» **Aim**: Repeat all entries exactly.

» **Given records**:
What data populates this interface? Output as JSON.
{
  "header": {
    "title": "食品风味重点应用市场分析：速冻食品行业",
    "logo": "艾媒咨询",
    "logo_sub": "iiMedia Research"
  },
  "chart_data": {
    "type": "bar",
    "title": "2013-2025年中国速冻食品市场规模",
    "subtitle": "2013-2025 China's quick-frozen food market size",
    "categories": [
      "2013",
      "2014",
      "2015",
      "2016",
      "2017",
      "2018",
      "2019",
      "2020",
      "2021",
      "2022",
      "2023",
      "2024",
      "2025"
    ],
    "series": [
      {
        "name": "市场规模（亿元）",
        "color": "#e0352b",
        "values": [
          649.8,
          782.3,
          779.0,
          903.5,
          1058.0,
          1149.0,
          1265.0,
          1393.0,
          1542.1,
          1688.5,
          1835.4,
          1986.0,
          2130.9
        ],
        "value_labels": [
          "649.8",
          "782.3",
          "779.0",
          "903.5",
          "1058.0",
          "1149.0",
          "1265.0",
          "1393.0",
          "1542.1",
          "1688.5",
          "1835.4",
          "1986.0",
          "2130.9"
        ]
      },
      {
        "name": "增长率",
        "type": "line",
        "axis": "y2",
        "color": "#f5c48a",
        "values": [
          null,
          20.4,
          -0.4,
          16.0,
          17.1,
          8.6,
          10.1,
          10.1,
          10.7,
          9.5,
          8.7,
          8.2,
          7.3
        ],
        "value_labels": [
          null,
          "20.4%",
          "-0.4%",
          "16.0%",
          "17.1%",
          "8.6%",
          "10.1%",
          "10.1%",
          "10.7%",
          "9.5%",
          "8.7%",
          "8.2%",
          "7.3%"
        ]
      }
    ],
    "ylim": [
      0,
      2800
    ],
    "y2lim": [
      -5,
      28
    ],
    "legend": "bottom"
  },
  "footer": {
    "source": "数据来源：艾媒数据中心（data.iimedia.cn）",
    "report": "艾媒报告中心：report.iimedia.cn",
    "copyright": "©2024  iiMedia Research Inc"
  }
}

» **Complete response**:
What data populates this interface? Output as JSON.
{
  "header": {
    "title": "食品风味重点应用市场分析：速冻食品行业",
    "logo": "艾媒咨询",
    "logo_sub": "iiMedia Research"
  },
  "chart_data": {
    "type": "bar",
    "title": "2013-2025年中国速冻食品市场规模",
    "subtitle": "2013-2025 China's quick-frozen food market size",
    "categories": [
      "2013",
      "2014",
      "2015",
      "2016",
      "2017",
      "2018",
      "2019",
      "2020",
      "2021",
      "2022",
      "2023",
      "2024",
      "2025"
    ],
    "series": [
      {
        "name": "市场规模（亿元）",
        "color": "#e0352b",
        "values": [
          649.8,
          782.3,
          779.0,
          903.5,
          1058.0,
          1149.0,
          1265.0,
          1393.0,
          1542.1,
          1688.5,
          1835.4,
          1986.0,
          2130.9
        ],
        "value_labels": [
          "649.8",
          "782.3",
          "779.0",
          "903.5",
          "1058.0",
          "1149.0",
          "1265.0",
          "1393.0",
          "1542.1",
          "1688.5",
          "1835.4",
          "1986.0",
          "2130.9"
        ]
      },
      {
        "name": "增长率",
        "type": "line",
        "axis": "y2",
        "color": "#f5c48a",
        "values": [
          null,
          20.4,
          -0.4,
          16.0,
          17.1,
          8.6,
          10.1,
          10.1,
          10.7,
          9.5,
          8.7,
          8.2,
          7.3
        ],
        "value_labels": [
          null,
          "20.4%",
          "-0.4%",
          "16.0%",
          "17.1%",
          "8.6%",
          "10.1%",
          "10.1%",
          "10.7%",
          "9.5%",
          "8.7%",
          "8.2%",
          "7.3%"
        ]
      }
    ],
    "ylim": [
      0,
      2800
    ],
    "y2lim": [
      -5,
      28
    ],
    "legend": "bottom"
  },
  "footer": {
    "source": "数据来源：艾媒数据中心（data.iimedia.cn）",
    "report": "艾媒报告中心：report.iimedia.cn",
    "copyright": "©2024  iiMedia Research Inc"
  }
}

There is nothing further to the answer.